*Figure record extracts:*
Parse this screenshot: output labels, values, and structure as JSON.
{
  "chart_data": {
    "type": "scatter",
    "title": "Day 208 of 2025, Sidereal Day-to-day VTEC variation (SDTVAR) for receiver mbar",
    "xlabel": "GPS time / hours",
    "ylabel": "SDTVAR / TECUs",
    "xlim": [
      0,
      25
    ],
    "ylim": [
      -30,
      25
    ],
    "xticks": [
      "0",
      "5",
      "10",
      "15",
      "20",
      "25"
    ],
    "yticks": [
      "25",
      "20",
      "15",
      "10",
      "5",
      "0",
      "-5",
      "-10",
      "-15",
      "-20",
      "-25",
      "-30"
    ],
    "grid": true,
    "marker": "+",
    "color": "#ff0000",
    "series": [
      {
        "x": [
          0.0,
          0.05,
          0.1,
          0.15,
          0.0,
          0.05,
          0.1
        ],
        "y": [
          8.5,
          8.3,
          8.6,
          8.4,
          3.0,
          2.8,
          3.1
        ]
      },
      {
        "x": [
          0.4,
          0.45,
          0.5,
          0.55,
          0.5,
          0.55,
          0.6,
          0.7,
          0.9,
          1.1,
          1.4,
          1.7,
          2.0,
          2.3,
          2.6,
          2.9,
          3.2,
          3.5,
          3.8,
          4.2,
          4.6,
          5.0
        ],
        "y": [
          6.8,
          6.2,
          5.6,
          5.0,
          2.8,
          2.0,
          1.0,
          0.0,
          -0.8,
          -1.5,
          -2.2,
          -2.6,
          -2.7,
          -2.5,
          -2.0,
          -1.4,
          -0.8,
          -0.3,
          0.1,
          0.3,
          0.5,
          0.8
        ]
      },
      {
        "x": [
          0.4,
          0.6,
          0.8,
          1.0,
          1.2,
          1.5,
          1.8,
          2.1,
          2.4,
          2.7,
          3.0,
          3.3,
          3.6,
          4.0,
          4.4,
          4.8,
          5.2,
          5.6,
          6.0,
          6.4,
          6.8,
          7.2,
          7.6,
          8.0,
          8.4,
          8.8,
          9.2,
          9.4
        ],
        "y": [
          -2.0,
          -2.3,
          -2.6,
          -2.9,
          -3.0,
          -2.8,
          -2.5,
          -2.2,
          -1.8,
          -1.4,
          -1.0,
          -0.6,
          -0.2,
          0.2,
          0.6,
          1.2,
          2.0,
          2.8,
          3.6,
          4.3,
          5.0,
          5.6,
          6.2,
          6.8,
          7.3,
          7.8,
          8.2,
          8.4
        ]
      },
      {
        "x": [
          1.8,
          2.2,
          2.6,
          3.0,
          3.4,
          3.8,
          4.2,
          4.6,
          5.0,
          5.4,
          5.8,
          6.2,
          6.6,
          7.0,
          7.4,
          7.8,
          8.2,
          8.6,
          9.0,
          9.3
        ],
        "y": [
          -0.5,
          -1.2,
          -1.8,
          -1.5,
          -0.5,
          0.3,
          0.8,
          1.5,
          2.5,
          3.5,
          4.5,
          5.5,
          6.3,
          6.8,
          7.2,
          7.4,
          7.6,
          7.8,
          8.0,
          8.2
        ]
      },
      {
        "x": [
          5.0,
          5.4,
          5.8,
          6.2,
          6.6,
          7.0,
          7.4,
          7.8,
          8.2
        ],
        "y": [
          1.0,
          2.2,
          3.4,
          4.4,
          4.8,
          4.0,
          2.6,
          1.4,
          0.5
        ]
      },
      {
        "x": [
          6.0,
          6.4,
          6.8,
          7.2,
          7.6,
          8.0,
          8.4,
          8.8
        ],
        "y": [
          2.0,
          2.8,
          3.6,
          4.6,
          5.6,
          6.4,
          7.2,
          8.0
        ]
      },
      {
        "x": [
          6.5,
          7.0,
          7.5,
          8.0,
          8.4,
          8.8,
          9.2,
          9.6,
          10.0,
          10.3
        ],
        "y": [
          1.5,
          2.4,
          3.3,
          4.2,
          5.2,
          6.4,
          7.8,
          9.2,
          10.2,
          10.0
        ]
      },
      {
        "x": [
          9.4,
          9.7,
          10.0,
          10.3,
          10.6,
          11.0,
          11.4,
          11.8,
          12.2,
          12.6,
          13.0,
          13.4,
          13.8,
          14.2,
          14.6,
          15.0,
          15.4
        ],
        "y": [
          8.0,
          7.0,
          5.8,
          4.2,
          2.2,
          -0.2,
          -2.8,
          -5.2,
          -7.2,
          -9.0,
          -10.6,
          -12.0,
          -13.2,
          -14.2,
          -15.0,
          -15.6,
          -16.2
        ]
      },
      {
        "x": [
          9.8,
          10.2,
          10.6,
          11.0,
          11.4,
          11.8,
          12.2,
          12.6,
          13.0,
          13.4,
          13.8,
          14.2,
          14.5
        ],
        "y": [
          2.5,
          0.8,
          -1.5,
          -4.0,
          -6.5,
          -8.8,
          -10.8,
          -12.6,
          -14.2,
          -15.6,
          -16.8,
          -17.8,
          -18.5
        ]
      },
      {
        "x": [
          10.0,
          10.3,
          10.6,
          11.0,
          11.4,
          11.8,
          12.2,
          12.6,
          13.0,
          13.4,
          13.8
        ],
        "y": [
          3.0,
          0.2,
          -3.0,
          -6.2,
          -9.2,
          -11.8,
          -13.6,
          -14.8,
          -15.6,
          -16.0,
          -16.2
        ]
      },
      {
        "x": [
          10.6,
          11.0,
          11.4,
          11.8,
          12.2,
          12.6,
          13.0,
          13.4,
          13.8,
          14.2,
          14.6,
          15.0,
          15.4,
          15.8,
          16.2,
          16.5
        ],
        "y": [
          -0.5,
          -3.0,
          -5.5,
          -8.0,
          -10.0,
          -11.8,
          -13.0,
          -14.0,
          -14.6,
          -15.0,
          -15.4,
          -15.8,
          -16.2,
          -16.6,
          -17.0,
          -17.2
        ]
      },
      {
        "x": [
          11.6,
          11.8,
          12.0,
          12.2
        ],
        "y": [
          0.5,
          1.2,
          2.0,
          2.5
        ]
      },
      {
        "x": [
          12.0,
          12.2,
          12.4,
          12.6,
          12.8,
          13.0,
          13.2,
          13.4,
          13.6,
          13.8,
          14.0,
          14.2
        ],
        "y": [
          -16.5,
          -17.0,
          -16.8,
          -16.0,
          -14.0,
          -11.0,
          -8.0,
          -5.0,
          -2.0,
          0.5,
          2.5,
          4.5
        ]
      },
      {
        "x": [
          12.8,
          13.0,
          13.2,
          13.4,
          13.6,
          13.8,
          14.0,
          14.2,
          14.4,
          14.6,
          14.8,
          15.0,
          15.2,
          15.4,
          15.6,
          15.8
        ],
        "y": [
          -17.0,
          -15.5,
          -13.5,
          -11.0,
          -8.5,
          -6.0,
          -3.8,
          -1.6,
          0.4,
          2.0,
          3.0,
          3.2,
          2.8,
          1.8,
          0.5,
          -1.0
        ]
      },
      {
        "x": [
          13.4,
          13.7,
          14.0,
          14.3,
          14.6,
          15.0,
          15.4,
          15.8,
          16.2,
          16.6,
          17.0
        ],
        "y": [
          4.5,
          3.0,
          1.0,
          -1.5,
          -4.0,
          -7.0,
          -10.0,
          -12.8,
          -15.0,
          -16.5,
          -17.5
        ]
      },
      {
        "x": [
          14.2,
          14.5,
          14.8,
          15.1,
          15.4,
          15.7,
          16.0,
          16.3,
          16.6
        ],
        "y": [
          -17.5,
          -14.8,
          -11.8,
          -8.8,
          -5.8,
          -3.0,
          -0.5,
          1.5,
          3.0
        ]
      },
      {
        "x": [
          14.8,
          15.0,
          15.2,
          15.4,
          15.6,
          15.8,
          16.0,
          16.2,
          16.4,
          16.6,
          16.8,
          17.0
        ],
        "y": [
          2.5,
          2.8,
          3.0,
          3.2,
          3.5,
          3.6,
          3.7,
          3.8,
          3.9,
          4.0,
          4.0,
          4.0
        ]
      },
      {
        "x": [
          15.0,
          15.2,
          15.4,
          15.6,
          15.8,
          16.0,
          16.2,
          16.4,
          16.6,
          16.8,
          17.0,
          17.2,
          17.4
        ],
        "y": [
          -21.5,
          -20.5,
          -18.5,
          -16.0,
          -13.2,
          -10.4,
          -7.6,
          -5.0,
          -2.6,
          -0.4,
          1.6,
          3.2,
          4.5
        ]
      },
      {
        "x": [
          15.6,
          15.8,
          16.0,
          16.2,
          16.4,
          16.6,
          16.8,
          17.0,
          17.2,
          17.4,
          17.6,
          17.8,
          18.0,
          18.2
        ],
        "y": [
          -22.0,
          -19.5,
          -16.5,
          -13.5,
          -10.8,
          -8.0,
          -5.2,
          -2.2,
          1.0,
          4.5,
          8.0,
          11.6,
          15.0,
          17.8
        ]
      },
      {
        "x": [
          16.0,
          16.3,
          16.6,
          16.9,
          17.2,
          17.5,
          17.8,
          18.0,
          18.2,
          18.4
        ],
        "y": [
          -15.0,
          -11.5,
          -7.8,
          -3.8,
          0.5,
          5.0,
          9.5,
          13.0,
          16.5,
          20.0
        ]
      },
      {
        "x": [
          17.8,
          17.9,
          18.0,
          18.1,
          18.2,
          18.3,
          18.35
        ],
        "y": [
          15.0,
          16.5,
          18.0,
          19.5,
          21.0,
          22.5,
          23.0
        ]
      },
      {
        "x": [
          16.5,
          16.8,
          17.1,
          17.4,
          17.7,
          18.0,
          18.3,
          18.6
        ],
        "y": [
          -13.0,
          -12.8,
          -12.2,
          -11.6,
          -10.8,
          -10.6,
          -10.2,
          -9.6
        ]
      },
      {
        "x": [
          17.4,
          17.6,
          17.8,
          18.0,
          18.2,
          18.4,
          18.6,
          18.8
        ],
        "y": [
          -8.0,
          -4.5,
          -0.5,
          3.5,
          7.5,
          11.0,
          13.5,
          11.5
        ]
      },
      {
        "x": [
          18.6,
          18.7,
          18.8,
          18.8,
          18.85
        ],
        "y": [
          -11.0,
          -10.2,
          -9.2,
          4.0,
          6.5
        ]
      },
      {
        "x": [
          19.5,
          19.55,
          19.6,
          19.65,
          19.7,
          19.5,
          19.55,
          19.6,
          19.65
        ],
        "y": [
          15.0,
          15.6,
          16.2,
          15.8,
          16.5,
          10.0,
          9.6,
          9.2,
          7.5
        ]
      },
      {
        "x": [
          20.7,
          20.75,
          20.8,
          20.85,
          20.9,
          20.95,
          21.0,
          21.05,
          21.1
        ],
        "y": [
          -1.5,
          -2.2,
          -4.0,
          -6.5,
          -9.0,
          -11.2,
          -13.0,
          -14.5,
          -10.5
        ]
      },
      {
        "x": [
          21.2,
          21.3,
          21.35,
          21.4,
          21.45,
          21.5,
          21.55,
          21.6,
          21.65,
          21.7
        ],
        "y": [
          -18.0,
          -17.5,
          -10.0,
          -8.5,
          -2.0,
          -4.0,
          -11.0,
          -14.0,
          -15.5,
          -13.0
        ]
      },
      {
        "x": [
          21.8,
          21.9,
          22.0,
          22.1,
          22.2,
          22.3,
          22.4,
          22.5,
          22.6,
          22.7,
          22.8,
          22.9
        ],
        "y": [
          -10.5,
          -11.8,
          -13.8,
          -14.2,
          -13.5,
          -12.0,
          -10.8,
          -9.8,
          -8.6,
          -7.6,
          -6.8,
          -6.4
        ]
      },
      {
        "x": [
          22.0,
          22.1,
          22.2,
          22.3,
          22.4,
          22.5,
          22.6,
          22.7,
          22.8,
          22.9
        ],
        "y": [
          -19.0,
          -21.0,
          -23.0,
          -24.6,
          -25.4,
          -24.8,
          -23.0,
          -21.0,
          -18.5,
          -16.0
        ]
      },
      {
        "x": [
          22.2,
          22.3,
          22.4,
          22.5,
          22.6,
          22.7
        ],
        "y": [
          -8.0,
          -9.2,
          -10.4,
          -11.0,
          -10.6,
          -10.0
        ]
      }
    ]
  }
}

*Stated exercise:*
Write down every line of the data above that includes the string "SDTVAR".

*Solution to the exercise:*
    "title": "Day 208 of 2025, Sidereal Day-to-day VTEC variation (SDTVAR) for receiver mbar",
    "ylabel": "SDTVAR / TECUs",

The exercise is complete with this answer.